-- Work to complete --
Copy each line of the records that contains the word "down".

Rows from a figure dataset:

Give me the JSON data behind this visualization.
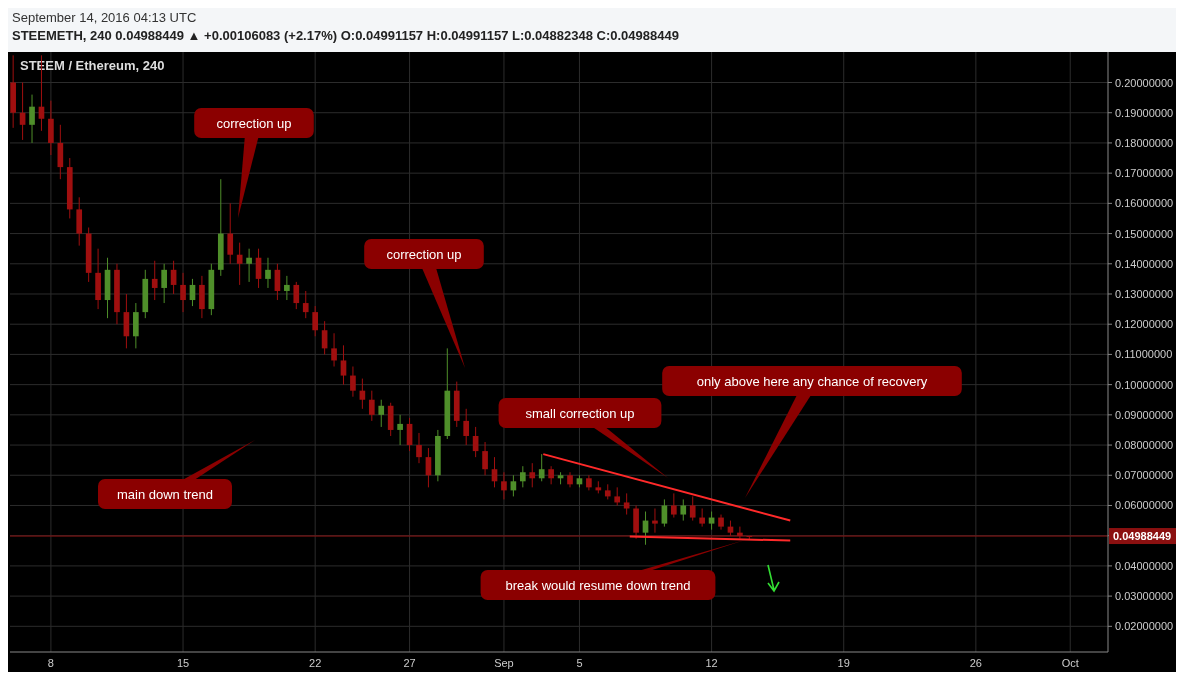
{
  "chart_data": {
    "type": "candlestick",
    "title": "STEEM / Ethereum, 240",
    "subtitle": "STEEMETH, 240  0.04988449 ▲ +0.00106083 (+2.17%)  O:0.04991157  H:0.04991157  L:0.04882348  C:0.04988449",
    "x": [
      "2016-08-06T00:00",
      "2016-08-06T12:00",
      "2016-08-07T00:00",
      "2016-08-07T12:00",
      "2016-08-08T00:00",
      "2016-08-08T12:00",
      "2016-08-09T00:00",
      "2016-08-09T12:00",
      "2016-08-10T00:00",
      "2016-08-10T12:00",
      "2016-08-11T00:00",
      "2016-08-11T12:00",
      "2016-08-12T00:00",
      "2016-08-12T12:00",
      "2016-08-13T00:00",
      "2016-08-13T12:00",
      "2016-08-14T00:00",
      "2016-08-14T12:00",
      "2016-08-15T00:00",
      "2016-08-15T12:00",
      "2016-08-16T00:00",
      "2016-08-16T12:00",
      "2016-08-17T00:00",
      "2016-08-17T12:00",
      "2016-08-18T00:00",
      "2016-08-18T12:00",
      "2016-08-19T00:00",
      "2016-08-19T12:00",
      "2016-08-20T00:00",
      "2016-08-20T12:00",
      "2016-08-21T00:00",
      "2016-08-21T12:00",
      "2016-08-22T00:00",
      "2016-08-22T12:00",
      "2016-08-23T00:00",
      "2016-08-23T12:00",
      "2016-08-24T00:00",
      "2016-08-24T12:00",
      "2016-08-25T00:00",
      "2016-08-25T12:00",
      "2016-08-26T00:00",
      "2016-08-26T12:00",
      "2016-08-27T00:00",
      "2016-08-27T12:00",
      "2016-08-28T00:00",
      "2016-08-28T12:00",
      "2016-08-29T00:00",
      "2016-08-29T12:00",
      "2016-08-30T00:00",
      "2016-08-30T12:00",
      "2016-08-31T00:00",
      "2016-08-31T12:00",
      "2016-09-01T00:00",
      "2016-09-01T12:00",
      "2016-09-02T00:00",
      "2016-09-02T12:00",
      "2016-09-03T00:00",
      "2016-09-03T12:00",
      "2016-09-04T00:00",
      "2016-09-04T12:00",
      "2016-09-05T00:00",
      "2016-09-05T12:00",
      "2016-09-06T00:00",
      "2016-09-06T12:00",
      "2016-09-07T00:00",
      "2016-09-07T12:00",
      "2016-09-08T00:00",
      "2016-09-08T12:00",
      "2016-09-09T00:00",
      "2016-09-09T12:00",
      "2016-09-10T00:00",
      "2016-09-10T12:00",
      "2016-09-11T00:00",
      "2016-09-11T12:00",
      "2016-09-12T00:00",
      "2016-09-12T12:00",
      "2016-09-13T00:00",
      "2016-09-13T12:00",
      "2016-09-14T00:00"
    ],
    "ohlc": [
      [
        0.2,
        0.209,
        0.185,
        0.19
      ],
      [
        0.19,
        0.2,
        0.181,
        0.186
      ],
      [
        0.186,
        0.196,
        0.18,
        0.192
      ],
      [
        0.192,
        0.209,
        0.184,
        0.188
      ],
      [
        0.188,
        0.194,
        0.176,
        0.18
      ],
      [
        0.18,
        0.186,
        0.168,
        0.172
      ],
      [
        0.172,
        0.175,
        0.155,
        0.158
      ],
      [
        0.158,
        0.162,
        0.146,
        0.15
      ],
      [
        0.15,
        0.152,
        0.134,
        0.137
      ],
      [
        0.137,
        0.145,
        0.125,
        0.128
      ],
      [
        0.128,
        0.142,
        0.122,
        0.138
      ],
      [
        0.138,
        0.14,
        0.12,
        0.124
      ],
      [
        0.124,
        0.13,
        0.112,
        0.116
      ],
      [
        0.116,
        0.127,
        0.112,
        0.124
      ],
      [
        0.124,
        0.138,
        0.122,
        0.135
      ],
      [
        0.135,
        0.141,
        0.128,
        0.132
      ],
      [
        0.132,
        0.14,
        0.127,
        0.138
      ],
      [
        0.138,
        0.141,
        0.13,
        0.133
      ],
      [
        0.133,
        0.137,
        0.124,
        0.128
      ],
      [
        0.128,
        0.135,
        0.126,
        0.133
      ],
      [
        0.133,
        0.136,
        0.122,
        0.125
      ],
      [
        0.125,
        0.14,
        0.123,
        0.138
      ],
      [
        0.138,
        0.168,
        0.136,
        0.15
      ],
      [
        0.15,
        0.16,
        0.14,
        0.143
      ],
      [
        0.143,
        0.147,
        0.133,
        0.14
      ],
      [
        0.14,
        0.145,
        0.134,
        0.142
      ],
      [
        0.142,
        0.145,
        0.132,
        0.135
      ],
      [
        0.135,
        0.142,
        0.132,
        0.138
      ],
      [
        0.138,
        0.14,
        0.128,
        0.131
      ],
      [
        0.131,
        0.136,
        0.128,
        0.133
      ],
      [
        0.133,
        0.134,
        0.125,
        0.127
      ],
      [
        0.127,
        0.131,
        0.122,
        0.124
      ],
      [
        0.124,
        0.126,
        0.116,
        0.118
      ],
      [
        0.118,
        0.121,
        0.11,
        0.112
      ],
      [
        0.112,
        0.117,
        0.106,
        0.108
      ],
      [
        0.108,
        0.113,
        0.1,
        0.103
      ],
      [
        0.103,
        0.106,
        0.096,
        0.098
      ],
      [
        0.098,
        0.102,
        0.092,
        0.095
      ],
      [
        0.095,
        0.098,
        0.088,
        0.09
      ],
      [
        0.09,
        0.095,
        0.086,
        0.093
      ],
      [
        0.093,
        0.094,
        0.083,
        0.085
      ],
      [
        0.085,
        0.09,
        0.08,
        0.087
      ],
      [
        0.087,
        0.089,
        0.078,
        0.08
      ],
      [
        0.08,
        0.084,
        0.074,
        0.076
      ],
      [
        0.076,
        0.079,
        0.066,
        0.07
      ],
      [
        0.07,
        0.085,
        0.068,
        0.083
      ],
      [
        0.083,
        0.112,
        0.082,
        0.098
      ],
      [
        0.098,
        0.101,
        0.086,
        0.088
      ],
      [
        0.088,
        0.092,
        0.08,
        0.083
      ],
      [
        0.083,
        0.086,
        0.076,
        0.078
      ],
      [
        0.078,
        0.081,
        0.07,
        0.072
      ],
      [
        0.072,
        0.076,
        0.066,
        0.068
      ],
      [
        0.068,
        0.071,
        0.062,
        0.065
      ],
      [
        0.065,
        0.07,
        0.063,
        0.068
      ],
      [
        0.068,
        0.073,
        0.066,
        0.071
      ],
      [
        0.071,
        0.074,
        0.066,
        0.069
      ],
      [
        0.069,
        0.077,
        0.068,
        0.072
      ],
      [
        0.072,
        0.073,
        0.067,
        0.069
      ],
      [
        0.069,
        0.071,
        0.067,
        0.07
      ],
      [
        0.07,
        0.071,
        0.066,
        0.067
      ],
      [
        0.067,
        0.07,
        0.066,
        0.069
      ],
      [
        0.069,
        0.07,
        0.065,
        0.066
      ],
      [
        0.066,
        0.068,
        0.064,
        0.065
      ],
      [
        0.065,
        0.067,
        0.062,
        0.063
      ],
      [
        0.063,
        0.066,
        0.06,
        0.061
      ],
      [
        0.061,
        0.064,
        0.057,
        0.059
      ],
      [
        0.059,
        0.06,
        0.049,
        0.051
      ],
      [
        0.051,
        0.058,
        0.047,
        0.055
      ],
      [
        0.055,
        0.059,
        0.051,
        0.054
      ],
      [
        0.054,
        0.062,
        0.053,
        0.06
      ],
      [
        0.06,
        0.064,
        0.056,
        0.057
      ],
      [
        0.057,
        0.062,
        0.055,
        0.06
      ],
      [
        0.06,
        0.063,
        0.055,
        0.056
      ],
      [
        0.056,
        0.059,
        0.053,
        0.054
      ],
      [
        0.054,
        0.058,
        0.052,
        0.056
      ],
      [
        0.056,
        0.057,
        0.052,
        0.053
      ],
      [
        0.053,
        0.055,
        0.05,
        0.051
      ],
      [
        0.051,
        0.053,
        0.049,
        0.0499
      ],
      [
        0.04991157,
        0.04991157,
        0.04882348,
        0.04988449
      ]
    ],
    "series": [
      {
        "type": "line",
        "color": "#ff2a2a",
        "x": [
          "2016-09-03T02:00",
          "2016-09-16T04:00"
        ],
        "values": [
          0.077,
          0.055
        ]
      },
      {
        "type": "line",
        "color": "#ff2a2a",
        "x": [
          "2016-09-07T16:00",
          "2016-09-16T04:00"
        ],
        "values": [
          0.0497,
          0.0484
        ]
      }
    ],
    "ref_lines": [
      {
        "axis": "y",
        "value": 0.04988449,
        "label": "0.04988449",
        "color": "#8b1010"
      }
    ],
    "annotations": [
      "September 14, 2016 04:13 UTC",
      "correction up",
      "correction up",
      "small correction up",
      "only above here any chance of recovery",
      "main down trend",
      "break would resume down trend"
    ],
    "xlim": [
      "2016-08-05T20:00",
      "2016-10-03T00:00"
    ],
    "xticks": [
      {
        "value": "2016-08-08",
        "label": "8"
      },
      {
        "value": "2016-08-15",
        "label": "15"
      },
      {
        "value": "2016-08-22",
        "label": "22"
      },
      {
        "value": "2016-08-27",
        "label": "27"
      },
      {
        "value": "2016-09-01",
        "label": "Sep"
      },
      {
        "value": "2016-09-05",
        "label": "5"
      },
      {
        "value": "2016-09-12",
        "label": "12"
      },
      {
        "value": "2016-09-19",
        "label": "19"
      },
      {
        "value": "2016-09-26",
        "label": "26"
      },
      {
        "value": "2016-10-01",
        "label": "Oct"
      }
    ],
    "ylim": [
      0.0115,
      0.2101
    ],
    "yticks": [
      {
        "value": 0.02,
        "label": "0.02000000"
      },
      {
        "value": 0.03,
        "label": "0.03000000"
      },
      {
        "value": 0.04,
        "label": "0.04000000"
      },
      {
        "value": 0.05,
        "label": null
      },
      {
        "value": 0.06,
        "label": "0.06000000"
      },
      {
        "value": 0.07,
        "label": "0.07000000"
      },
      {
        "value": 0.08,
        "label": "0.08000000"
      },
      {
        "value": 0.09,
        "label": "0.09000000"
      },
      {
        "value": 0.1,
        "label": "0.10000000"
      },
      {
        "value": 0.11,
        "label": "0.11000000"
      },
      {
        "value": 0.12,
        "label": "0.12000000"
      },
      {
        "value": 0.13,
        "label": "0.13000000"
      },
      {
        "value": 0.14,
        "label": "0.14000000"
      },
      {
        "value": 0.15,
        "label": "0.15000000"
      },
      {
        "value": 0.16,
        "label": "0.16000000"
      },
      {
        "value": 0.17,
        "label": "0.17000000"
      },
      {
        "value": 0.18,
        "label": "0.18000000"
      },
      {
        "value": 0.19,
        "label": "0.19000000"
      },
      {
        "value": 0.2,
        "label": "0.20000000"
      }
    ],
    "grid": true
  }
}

-- Answer --
      "main down trend",
      "break would resume down trend"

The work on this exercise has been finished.